- Document segment
Hmisc contains several functions that are helpful for missing value imputation including `agreImpute()`

, `impute()`

and `transcan()`

. Documentation on Hmisc can be found here.

mi takes a Bayesian approach to imputing missing values. The imputation algorithm runs multiple MCMC chains to iteratively draw imputed values from conditional distributions of observed and imputed data. In addition to imputation algorithm, the package contains functions for visualizing the pattern of missing values in a data set and assessing the convergence of the MCMC chains. A vignette shows a worked example and the associated JSS paper delves deeper into the theory and the mechanics of using the method.

mice which is an acronym for multivariate imputation of chained equations, formalizes the multiple implementation process outline above and is probably the gold standard for FCS multiple imputation. Package features include:

- Columnwise specification of the imputation model
- Support for arbitrary patterns of missing data
- Passive imputation techniques that maintain consistency among data transformations
- Subset selection of predictors
- Support of arbitrary complete-data methods
- Support pooling various types of statistics
- Diagnostics for imputations
- Callable user-written imputation functions

The JSS paper describes how the desire to provide a separate imputation model for each variable led to the development of the chained equation technique where a Gibbs sampler fills out the missing data. miceAdds provides additional functions to be used with mice including plausible value imputation, multilevel imputation functions, imputation using partial least squares (PLS) for high dimensional predictors, nested multiple imputation, and two-way imputation.

- How to complete this task
Write out the stretch of the passage on missing value imputation packages from "mi takes a Bayesian" through "using the method." word for word.

- Dataset entries
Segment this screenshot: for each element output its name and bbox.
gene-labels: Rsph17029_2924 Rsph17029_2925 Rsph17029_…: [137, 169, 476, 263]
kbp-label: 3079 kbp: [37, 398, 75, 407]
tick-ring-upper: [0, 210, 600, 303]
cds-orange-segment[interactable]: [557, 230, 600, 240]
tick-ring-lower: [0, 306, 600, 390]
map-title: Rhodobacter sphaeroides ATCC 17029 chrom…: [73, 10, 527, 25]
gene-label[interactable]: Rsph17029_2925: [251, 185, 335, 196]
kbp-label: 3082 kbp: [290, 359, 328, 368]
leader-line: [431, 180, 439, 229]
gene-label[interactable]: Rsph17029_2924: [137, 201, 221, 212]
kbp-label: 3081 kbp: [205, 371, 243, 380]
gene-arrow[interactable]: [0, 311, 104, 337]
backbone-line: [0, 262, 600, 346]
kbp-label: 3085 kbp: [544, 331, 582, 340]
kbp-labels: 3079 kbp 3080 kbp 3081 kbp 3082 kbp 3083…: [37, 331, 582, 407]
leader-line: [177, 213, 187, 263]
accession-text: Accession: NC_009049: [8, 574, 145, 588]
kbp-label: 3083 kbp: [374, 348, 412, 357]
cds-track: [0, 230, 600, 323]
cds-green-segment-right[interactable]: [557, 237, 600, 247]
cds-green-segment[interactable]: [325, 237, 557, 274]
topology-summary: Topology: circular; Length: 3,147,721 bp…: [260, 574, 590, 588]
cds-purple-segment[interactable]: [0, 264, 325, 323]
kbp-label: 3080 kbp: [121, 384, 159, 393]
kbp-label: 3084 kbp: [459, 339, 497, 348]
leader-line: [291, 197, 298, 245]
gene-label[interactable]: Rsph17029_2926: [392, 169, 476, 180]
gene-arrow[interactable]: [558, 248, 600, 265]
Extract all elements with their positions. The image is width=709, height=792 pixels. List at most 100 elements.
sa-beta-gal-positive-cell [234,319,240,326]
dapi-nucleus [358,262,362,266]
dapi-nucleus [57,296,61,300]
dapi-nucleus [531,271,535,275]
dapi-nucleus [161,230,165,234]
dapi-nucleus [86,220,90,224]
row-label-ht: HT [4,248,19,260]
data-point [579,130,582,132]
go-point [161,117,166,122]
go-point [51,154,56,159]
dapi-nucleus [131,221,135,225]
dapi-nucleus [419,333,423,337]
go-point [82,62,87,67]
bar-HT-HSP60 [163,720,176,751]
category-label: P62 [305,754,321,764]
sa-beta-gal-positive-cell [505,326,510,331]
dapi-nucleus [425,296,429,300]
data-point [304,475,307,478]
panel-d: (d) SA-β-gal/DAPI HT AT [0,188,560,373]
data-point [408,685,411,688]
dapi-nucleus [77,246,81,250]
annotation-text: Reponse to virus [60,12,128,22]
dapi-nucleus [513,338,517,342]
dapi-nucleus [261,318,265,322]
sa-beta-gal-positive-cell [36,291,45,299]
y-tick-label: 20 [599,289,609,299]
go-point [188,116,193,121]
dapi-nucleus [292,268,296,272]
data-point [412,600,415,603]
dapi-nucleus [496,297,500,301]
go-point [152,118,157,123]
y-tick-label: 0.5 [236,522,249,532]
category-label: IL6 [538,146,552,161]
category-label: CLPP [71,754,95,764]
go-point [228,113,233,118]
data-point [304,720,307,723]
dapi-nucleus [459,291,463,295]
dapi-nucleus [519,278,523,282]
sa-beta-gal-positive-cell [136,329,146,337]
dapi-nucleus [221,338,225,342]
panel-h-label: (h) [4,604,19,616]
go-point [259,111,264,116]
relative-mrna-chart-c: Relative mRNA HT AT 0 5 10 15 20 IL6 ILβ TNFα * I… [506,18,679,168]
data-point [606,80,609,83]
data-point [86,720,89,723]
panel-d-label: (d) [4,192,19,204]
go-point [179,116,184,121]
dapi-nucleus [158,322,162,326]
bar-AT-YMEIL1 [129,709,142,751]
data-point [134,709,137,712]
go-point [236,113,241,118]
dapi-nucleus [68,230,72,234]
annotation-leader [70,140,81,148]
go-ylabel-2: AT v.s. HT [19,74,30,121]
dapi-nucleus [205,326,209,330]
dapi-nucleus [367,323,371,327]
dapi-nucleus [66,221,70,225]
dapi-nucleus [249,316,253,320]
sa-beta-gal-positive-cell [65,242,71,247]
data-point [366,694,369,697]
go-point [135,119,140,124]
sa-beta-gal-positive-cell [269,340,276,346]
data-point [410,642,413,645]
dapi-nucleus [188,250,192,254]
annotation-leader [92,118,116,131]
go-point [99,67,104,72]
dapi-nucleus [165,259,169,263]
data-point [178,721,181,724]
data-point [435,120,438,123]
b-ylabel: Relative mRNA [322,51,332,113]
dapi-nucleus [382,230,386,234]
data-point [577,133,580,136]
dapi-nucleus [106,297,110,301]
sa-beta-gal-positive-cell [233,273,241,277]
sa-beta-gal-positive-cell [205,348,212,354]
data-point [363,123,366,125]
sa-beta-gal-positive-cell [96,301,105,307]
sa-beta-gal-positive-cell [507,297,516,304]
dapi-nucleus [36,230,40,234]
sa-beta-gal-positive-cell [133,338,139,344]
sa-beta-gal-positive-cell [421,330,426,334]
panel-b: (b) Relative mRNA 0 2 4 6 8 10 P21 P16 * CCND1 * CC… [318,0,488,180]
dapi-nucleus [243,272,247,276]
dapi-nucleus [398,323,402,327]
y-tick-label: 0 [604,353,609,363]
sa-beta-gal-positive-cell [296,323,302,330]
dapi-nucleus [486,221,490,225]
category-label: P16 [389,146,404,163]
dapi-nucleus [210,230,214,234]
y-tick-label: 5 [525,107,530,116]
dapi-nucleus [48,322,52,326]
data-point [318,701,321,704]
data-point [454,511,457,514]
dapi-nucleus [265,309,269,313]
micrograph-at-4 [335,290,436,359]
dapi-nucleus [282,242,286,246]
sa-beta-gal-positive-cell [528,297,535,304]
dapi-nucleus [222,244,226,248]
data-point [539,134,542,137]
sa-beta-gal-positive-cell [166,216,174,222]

- Answer space
mi takes a Bayesian approach to imputing missing values. The imputation algorithm runs multiple MCMC chains to iteratively draw imputed values from conditional distributions of observed and imputed data. In addition to imputation algorithm, the package contains functions for visualizing the pattern of missing values in a data set and assessing the convergence of the MCMC chains. A vignette shows a worked example and the associated JSS paper delves deeper into the theory and the mechanics of using the method.